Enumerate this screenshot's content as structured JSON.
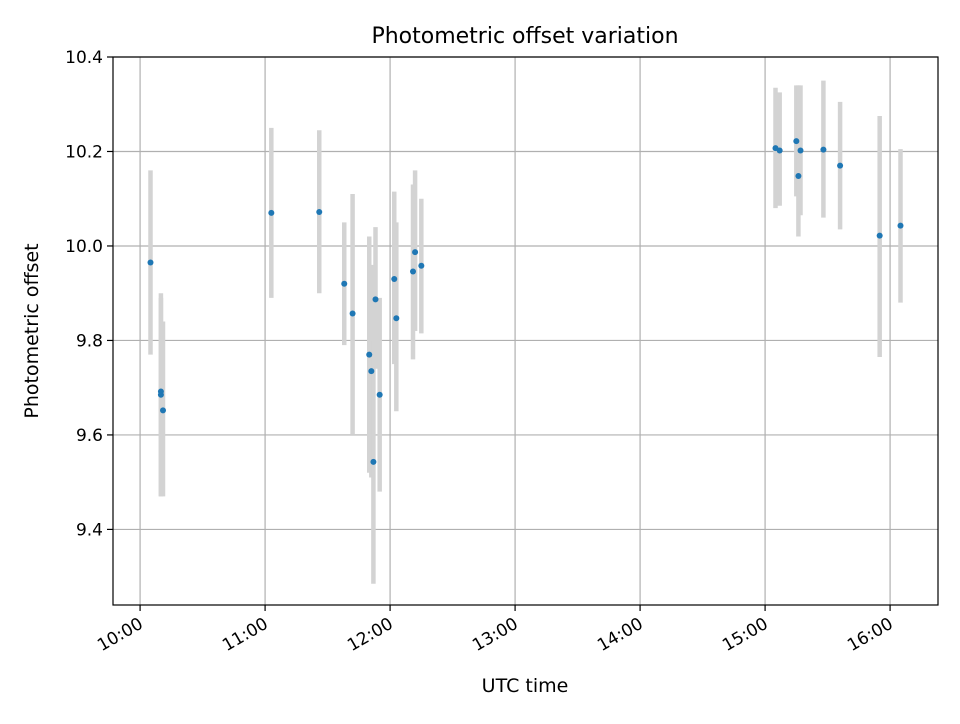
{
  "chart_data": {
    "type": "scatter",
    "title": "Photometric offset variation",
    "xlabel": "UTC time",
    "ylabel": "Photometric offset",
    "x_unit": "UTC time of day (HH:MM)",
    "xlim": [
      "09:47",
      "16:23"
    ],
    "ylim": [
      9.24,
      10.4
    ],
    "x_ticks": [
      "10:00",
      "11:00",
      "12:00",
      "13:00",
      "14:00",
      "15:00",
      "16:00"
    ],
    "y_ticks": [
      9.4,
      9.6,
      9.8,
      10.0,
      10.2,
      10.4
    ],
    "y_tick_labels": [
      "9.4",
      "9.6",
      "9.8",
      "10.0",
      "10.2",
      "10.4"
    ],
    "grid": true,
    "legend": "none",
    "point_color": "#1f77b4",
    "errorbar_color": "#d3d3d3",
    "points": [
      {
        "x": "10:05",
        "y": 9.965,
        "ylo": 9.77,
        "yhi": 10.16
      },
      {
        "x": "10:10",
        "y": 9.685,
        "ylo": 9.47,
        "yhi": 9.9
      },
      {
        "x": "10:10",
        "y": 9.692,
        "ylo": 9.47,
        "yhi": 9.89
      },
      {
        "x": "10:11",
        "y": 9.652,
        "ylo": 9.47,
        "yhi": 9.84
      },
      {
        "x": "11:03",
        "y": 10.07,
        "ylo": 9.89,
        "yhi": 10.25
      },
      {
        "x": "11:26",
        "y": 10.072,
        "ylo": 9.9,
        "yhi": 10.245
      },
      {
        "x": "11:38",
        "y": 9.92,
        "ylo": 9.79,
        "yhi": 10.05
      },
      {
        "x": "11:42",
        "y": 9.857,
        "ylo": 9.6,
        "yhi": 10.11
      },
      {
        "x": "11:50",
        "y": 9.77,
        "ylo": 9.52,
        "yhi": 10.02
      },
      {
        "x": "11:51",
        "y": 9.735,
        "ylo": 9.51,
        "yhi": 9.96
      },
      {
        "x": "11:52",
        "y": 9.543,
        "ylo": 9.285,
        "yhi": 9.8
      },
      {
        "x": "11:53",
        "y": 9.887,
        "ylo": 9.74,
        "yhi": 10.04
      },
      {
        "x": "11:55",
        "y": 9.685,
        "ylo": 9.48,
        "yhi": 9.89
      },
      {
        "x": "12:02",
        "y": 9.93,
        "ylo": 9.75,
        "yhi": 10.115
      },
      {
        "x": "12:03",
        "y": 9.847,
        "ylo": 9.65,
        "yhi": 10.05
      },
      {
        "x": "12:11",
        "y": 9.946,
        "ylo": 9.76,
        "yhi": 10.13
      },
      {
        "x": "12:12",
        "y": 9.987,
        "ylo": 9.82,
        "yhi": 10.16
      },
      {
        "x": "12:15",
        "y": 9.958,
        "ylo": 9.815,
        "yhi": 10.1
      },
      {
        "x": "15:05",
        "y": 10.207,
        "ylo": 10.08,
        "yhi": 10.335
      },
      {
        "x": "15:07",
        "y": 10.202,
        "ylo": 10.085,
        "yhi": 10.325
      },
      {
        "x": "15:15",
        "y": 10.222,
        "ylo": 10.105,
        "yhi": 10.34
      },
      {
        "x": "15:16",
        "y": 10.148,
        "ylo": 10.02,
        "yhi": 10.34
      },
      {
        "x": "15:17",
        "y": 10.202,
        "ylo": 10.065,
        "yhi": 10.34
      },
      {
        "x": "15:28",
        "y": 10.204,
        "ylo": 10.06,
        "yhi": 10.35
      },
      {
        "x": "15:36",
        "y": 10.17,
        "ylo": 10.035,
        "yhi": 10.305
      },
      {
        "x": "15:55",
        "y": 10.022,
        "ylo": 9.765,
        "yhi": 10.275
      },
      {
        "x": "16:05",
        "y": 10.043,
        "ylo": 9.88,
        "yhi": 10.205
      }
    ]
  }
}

==

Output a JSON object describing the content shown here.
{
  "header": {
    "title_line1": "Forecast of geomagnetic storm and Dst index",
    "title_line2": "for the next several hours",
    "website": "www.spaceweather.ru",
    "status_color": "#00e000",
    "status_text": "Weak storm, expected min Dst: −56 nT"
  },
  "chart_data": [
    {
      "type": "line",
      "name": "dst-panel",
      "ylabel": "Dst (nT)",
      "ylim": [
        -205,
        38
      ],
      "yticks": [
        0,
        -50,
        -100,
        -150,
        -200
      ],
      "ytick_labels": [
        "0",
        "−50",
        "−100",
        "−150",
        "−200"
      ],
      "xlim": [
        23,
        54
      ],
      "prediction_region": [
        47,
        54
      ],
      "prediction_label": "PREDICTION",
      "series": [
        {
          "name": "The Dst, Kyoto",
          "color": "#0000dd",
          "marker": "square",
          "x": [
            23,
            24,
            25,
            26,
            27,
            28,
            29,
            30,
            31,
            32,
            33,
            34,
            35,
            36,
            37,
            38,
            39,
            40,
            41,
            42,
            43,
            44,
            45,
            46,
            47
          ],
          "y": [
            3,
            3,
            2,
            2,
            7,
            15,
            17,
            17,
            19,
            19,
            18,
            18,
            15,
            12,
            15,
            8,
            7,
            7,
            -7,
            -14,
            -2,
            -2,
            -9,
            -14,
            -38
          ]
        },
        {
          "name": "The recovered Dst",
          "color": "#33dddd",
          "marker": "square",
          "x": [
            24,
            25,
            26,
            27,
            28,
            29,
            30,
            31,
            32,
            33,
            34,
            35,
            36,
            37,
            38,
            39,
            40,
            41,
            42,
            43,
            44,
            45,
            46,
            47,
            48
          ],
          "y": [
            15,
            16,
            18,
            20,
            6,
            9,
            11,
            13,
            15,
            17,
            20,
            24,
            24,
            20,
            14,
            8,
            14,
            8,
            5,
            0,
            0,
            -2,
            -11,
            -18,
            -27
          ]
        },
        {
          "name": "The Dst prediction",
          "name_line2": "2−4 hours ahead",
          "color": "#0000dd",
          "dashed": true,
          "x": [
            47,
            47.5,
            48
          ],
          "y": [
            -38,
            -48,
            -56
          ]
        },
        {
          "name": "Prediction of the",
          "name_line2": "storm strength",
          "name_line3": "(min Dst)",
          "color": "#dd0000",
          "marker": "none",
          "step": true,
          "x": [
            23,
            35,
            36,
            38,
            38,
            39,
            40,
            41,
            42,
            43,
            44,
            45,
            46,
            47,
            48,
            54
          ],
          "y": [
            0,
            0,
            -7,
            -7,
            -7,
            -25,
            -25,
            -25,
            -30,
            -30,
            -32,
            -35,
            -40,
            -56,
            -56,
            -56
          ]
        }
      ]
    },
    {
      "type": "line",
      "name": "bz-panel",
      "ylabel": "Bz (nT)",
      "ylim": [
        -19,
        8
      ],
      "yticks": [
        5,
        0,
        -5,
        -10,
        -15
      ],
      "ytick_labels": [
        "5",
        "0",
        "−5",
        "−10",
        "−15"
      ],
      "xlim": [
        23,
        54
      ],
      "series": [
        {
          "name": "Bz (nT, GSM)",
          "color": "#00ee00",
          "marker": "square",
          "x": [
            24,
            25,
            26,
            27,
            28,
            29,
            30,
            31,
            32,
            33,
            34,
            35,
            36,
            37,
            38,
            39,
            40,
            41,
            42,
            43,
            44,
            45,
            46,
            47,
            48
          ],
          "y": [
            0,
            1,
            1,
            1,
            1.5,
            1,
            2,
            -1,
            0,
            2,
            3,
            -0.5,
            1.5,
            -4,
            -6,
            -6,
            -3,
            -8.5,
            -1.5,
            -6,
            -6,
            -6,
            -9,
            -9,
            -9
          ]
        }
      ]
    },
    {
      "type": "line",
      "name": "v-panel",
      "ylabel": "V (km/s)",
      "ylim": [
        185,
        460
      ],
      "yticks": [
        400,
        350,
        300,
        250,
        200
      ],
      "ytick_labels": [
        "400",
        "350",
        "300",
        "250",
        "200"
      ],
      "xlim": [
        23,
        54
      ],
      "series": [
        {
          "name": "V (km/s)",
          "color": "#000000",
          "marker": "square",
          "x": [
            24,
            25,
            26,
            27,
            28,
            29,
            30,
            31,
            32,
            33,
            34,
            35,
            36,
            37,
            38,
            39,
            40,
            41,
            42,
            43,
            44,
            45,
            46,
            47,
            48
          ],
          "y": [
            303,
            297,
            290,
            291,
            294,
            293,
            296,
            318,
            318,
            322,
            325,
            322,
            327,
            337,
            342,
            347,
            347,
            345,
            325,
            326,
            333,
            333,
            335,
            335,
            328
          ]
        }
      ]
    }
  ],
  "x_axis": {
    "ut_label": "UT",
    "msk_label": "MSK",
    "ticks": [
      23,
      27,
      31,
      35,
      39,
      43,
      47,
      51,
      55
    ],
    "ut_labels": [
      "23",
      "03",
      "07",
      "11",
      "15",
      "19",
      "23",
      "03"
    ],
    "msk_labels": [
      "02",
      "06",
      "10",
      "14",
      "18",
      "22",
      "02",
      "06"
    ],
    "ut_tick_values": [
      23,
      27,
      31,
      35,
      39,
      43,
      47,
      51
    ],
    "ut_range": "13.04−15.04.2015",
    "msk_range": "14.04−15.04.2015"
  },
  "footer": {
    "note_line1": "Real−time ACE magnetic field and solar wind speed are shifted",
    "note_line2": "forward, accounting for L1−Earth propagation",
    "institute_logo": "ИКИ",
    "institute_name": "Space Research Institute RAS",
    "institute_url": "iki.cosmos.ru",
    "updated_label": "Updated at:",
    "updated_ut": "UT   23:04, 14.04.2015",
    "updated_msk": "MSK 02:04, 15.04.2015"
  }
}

* Given task
Working from the listing above, pick out every line that has "Photometric" and copy it.

* Solution for this task
    "title": "Photometric offset variation",
    "ylabel": "Photometric offset",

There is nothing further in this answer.